Rows from a figure dataset:
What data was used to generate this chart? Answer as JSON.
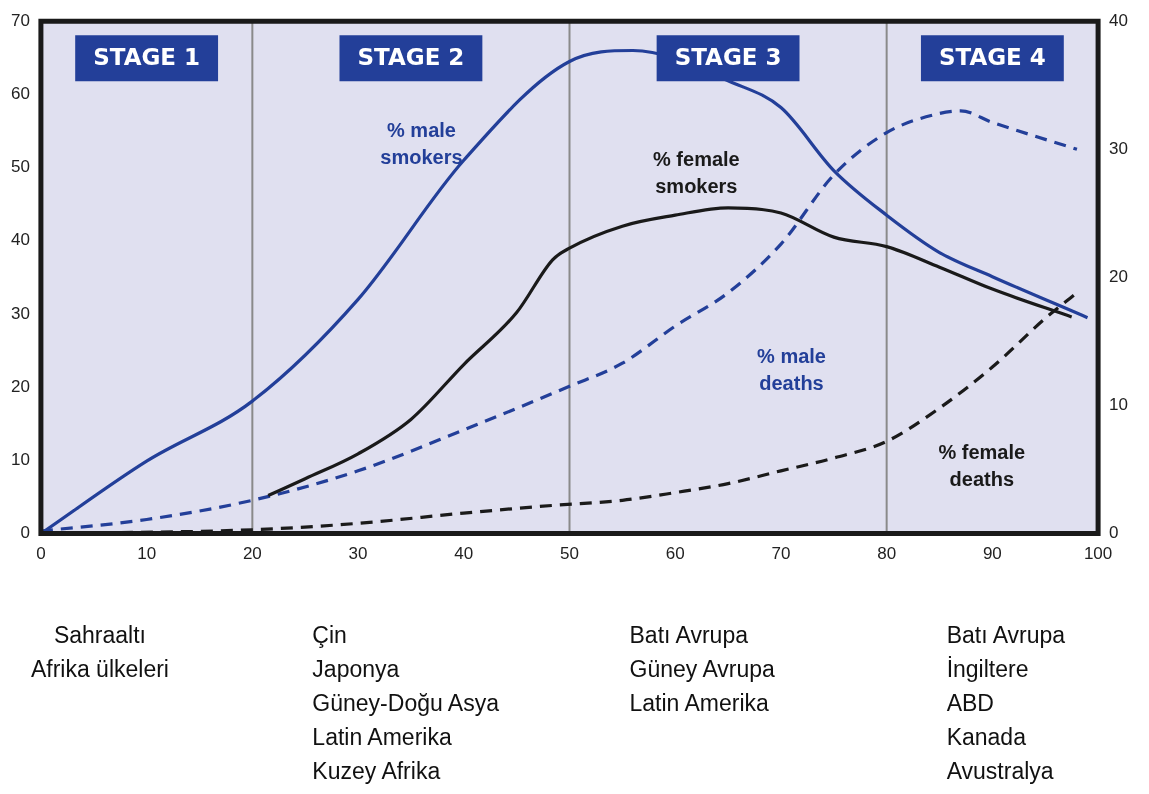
{
  "chart_data": {
    "type": "line",
    "xlim": [
      0,
      100
    ],
    "xticks": [
      0,
      10,
      20,
      30,
      40,
      50,
      60,
      70,
      80,
      90,
      100
    ],
    "ylim": [
      0,
      70
    ],
    "yticks": [
      0,
      10,
      20,
      30,
      40,
      50,
      60,
      70
    ],
    "y2lim": [
      0,
      40
    ],
    "y2ticks": [
      0,
      10,
      20,
      30,
      40
    ],
    "grid": false,
    "legend": false,
    "marker": "none",
    "series": [
      {
        "name": "% male smokers",
        "color": "#233f99",
        "line_style": "solid",
        "x": [
          0,
          10,
          20,
          30,
          40,
          50,
          56,
          65.6,
          70,
          75,
          80,
          85,
          90,
          99
        ],
        "values": [
          0,
          9.9,
          18.1,
          32,
          51,
          64.5,
          66,
          61.5,
          58.2,
          49.6,
          43.5,
          38.4,
          35.1,
          29.5
        ]
      },
      {
        "name": "% female smokers",
        "color": "#1a1a1a",
        "line_style": "solid",
        "x": [
          21.5,
          25,
          30,
          35,
          40,
          45,
          48.4,
          50,
          55,
          60,
          65,
          70,
          75,
          80,
          85,
          90,
          97.5
        ],
        "values": [
          5.2,
          7.5,
          10.9,
          15.6,
          23.1,
          30.2,
          37.4,
          39,
          42,
          43.5,
          44.5,
          43.8,
          40.5,
          39.2,
          36.4,
          33.4,
          29.6
        ]
      },
      {
        "name": "% male deaths",
        "color": "#233f99",
        "line_style": "dashed",
        "axis": "y2",
        "x": [
          0,
          10,
          20,
          30,
          40,
          50,
          55,
          60,
          65,
          70,
          75,
          80,
          85,
          87,
          90,
          98
        ],
        "values": [
          0.2,
          1.1,
          2.6,
          4.9,
          8.1,
          11.5,
          13.3,
          16.2,
          18.8,
          22.6,
          28,
          31.3,
          32.8,
          33,
          32.1,
          30
        ]
      },
      {
        "name": "% female deaths",
        "color": "#1a1a1a",
        "line_style": "dashed",
        "axis": "y2",
        "x": [
          0,
          20,
          30,
          40,
          48.4,
          55,
          60,
          65,
          70,
          75,
          80,
          85,
          90,
          95,
          97.7
        ],
        "values": [
          0,
          0.3,
          0.8,
          1.6,
          2.2,
          2.6,
          3.2,
          3.9,
          4.9,
          5.9,
          7.2,
          9.8,
          13,
          16.8,
          18.6
        ]
      }
    ],
    "ref_lines": [
      {
        "axis": "x",
        "value": 20,
        "color": "#8a8a8a"
      },
      {
        "axis": "x",
        "value": 50,
        "color": "#8a8a8a"
      },
      {
        "axis": "x",
        "value": 80,
        "color": "#8a8a8a"
      }
    ],
    "bands": [
      {
        "axis": "x",
        "from": 0,
        "to": 20,
        "label": "STAGE 1",
        "color": "#e0e0f0"
      },
      {
        "axis": "x",
        "from": 20,
        "to": 50,
        "label": "STAGE 2",
        "color": "#e0e0f0"
      },
      {
        "axis": "x",
        "from": 50,
        "to": 80,
        "label": "STAGE 3",
        "color": "#e0e0f0"
      },
      {
        "axis": "x",
        "from": 80,
        "to": 100,
        "label": "STAGE 4",
        "color": "#e0e0f0"
      }
    ],
    "annotations": [
      "Sahraaltı\nAfrika ülkeleri",
      "Çin\nJaponya\nGüney-Doğu Asya\nLatin Amerika\nKuzey Afrika",
      "Batı Avrupa\nGüney Avrupa\nLatin Amerika",
      "Batı Avrupa\nİngiltere\nABD\nKanada\nAvustralya"
    ]
  }
}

### INSTRUCTIONS TO FOLLOW
Leave out the pictures and restate everything else word for word.

### COMPLETE OUTPUT
What data was used to generate this chart? Answer as JSON.
{
  "chart_data": {
    "type": "line",
    "xlim": [
      0,
      100
    ],
    "xticks": [
      0,
      10,
      20,
      30,
      40,
      50,
      60,
      70,
      80,
      90,
      100
    ],
    "ylim": [
      0,
      70
    ],
    "yticks": [
      0,
      10,
      20,
      30,
      40,
      50,
      60,
      70
    ],
    "y2lim": [
      0,
      40
    ],
    "y2ticks": [
      0,
      10,
      20,
      30,
      40
    ],
    "grid": false,
    "legend": false,
    "marker": "none",
    "series": [
      {
        "name": "% male smokers",
        "color": "#233f99",
        "line_style": "solid",
        "x": [
          0,
          10,
          20,
          30,
          40,
          50,
          56,
          65.6,
          70,
          75,
          80,
          85,
          90,
          99
        ],
        "values": [
          0,
          9.9,
          18.1,
          32,
          51,
          64.5,
          66,
          61.5,
          58.2,
          49.6,
          43.5,
          38.4,
          35.1,
          29.5
        ]
      },
      {
        "name": "% female smokers",
        "color": "#1a1a1a",
        "line_style": "solid",
        "x": [
          21.5,
          25,
          30,
          35,
          40,
          45,
          48.4,
          50,
          55,
          60,
          65,
          70,
          75,
          80,
          85,
          90,
          97.5
        ],
        "values": [
          5.2,
          7.5,
          10.9,
          15.6,
          23.1,
          30.2,
          37.4,
          39,
          42,
          43.5,
          44.5,
          43.8,
          40.5,
          39.2,
          36.4,
          33.4,
          29.6
        ]
      },
      {
        "name": "% male deaths",
        "color": "#233f99",
        "line_style": "dashed",
        "axis": "y2",
        "x": [
          0,
          10,
          20,
          30,
          40,
          50,
          55,
          60,
          65,
          70,
          75,
          80,
          85,
          87,
          90,
          98
        ],
        "values": [
          0.2,
          1.1,
          2.6,
          4.9,
          8.1,
          11.5,
          13.3,
          16.2,
          18.8,
          22.6,
          28,
          31.3,
          32.8,
          33,
          32.1,
          30
        ]
      },
      {
        "name": "% female deaths",
        "color": "#1a1a1a",
        "line_style": "dashed",
        "axis": "y2",
        "x": [
          0,
          20,
          30,
          40,
          48.4,
          55,
          60,
          65,
          70,
          75,
          80,
          85,
          90,
          95,
          97.7
        ],
        "values": [
          0,
          0.3,
          0.8,
          1.6,
          2.2,
          2.6,
          3.2,
          3.9,
          4.9,
          5.9,
          7.2,
          9.8,
          13,
          16.8,
          18.6
        ]
      }
    ],
    "ref_lines": [
      {
        "axis": "x",
        "value": 20,
        "color": "#8a8a8a"
      },
      {
        "axis": "x",
        "value": 50,
        "color": "#8a8a8a"
      },
      {
        "axis": "x",
        "value": 80,
        "color": "#8a8a8a"
      }
    ],
    "bands": [
      {
        "axis": "x",
        "from": 0,
        "to": 20,
        "label": "STAGE 1",
        "color": "#e0e0f0"
      },
      {
        "axis": "x",
        "from": 20,
        "to": 50,
        "label": "STAGE 2",
        "color": "#e0e0f0"
      },
      {
        "axis": "x",
        "from": 50,
        "to": 80,
        "label": "STAGE 3",
        "color": "#e0e0f0"
      },
      {
        "axis": "x",
        "from": 80,
        "to": 100,
        "label": "STAGE 4",
        "color": "#e0e0f0"
      }
    ],
    "annotations": [
      "Sahraaltı\nAfrika ülkeleri",
      "Çin\nJaponya\nGüney-Doğu Asya\nLatin Amerika\nKuzey Afrika",
      "Batı Avrupa\nGüney Avrupa\nLatin Amerika",
      "Batı Avrupa\nİngiltere\nABD\nKanada\nAvustralya"
    ]
  }
}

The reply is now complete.